*SET TASK:*
Your task is to print all of the material verbatim.

* Begin SOURCE RECORDS *

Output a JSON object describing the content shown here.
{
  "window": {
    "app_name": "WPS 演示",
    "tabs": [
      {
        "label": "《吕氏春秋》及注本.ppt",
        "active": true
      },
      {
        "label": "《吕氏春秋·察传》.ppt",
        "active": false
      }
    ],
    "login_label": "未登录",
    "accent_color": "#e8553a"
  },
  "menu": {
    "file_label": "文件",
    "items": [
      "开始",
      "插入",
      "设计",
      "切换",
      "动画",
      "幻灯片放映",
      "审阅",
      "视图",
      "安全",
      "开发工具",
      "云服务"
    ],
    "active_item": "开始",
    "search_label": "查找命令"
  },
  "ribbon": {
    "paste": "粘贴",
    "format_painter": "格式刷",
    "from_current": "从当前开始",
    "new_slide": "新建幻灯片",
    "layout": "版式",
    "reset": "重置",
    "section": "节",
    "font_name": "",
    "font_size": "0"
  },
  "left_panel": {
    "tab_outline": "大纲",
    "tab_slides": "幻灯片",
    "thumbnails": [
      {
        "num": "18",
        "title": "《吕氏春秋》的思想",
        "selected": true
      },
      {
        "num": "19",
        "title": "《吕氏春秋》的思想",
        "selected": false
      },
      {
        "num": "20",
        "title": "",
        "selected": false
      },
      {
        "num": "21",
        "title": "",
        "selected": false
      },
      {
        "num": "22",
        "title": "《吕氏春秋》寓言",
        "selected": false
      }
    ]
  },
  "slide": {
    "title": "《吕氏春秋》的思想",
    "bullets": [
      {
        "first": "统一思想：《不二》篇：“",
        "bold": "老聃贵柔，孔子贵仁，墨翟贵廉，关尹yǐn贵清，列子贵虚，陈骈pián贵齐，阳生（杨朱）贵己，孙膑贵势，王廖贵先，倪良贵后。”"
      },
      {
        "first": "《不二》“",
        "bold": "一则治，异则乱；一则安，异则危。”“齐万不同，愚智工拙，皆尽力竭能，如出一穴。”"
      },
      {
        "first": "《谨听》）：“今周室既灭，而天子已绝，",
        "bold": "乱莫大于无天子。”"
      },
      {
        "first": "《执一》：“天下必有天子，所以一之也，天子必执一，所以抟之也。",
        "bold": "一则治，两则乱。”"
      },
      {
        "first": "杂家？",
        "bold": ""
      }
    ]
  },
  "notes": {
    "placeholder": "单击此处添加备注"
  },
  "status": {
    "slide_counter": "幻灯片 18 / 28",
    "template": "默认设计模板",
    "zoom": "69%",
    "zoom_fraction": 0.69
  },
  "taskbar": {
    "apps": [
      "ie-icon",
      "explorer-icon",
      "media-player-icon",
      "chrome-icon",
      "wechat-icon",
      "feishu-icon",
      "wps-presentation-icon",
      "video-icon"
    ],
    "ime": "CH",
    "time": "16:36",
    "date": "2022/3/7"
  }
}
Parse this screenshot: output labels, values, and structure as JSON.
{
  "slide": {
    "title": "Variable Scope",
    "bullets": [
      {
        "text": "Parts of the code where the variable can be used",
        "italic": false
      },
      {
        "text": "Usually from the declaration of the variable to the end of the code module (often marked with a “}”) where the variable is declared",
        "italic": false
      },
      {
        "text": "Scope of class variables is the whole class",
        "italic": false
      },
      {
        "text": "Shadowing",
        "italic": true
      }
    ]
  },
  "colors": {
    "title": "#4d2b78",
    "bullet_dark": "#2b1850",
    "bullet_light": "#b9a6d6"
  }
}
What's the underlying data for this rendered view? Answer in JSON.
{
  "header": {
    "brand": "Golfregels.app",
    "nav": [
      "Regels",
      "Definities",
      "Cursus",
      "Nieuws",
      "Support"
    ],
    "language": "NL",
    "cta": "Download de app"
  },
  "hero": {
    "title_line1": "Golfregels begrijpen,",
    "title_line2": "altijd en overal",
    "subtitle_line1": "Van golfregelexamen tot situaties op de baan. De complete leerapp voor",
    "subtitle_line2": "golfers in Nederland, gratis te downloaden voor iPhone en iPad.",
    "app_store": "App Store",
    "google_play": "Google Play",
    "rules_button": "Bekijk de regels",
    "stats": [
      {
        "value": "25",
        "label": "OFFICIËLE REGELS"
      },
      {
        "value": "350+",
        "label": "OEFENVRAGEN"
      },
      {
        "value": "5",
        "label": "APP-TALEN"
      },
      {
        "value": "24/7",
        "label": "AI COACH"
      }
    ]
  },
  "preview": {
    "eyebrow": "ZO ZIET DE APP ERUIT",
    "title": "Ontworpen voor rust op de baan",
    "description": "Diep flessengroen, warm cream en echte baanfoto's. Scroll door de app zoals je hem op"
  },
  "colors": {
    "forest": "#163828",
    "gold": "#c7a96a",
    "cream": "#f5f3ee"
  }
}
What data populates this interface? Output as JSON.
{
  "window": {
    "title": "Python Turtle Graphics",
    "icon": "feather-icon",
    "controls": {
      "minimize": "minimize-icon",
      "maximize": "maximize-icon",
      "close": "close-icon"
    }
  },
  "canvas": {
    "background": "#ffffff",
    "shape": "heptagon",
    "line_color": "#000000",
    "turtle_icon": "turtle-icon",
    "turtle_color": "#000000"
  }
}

* End SOURCE RECORDS *

*WRITTEN RESPONSE:*
Output a JSON object describing the content shown here.
{
  "window": {
    "app_name": "WPS 演示",
    "tabs": [
      {
        "label": "《吕氏春秋》及注本.ppt",
        "active": true
      },
      {
        "label": "《吕氏春秋·察传》.ppt",
        "active": false
      }
    ],
    "login_label": "未登录",
    "accent_color": "#e8553a"
  },
  "menu": {
    "file_label": "文件",
    "items": [
      "开始",
      "插入",
      "设计",
      "切换",
      "动画",
      "幻灯片放映",
      "审阅",
      "视图",
      "安全",
      "开发工具",
      "云服务"
    ],
    "active_item": "开始",
    "search_label": "查找命令"
  },
  "ribbon": {
    "paste": "粘贴",
    "format_painter": "格式刷",
    "from_current": "从当前开始",
    "new_slide": "新建幻灯片",
    "layout": "版式",
    "reset": "重置",
    "section": "节",
    "font_name": "",
    "font_size": "0"
  },
  "left_panel": {
    "tab_outline": "大纲",
    "tab_slides": "幻灯片",
    "thumbnails": [
      {
        "num": "18",
        "title": "《吕氏春秋》的思想",
        "selected": true
      },
      {
        "num": "19",
        "title": "《吕氏春秋》的思想",
        "selected": false
      },
      {
        "num": "20",
        "title": "",
        "selected": false
      },
      {
        "num": "21",
        "title": "",
        "selected": false
      },
      {
        "num": "22",
        "title": "《吕氏春秋》寓言",
        "selected": false
      }
    ]
  },
  "slide": {
    "title": "《吕氏春秋》的思想",
    "bullets": [
      {
        "first": "统一思想：《不二》篇：“",
        "bold": "老聃贵柔，孔子贵仁，墨翟贵廉，关尹yǐn贵清，列子贵虚，陈骈pián贵齐，阳生（杨朱）贵己，孙膑贵势，王廖贵先，倪良贵后。”"
      },
      {
        "first": "《不二》“",
        "bold": "一则治，异则乱；一则安，异则危。”“齐万不同，愚智工拙，皆尽力竭能，如出一穴。”"
      },
      {
        "first": "《谨听》）：“今周室既灭，而天子已绝，",
        "bold": "乱莫大于无天子。”"
      },
      {
        "first": "《执一》：“天下必有天子，所以一之也，天子必执一，所以抟之也。",
        "bold": "一则治，两则乱。”"
      },
      {
        "first": "杂家？",
        "bold": ""
      }
    ]
  },
  "notes": {
    "placeholder": "单击此处添加备注"
  },
  "status": {
    "slide_counter": "幻灯片 18 / 28",
    "template": "默认设计模板",
    "zoom": "69%",
    "zoom_fraction": 0.69
  },
  "taskbar": {
    "apps": [
      "ie-icon",
      "explorer-icon",
      "media-player-icon",
      "chrome-icon",
      "wechat-icon",
      "feishu-icon",
      "wps-presentation-icon",
      "video-icon"
    ],
    "ime": "CH",
    "time": "16:36",
    "date": "2022/3/7"
  }
}
Parse this screenshot: output labels, values, and structure as JSON.
{
  "slide": {
    "title": "Variable Scope",
    "bullets": [
      {
        "text": "Parts of the code where the variable can be used",
        "italic": false
      },
      {
        "text": "Usually from the declaration of the variable to the end of the code module (often marked with a “}”) where the variable is declared",
        "italic": false
      },
      {
        "text": "Scope of class variables is the whole class",
        "italic": false
      },
      {
        "text": "Shadowing",
        "italic": true
      }
    ]
  },
  "colors": {
    "title": "#4d2b78",
    "bullet_dark": "#2b1850",
    "bullet_light": "#b9a6d6"
  }
}
What's the underlying data for this rendered view? Answer in JSON.
{
  "header": {
    "brand": "Golfregels.app",
    "nav": [
      "Regels",
      "Definities",
      "Cursus",
      "Nieuws",
      "Support"
    ],
    "language": "NL",
    "cta": "Download de app"
  },
  "hero": {
    "title_line1": "Golfregels begrijpen,",
    "title_line2": "altijd en overal",
    "subtitle_line1": "Van golfregelexamen tot situaties op de baan. De complete leerapp voor",
    "subtitle_line2": "golfers in Nederland, gratis te downloaden voor iPhone en iPad.",
    "app_store": "App Store",
    "google_play": "Google Play",
    "rules_button": "Bekijk de regels",
    "stats": [
      {
        "value": "25",
        "label": "OFFICIËLE REGELS"
      },
      {
        "value": "350+",
        "label": "OEFENVRAGEN"
      },
      {
        "value": "5",
        "label": "APP-TALEN"
      },
      {
        "value": "24/7",
        "label": "AI COACH"
      }
    ]
  },
  "preview": {
    "eyebrow": "ZO ZIET DE APP ERUIT",
    "title": "Ontworpen voor rust op de baan",
    "description": "Diep flessengroen, warm cream en echte baanfoto's. Scroll door de app zoals je hem op"
  },
  "colors": {
    "forest": "#163828",
    "gold": "#c7a96a",
    "cream": "#f5f3ee"
  }
}
What data populates this interface? Output as JSON.
{
  "window": {
    "title": "Python Turtle Graphics",
    "icon": "feather-icon",
    "controls": {
      "minimize": "minimize-icon",
      "maximize": "maximize-icon",
      "close": "close-icon"
    }
  },
  "canvas": {
    "background": "#ffffff",
    "shape": "heptagon",
    "line_color": "#000000",
    "turtle_icon": "turtle-icon",
    "turtle_color": "#000000"
  }
}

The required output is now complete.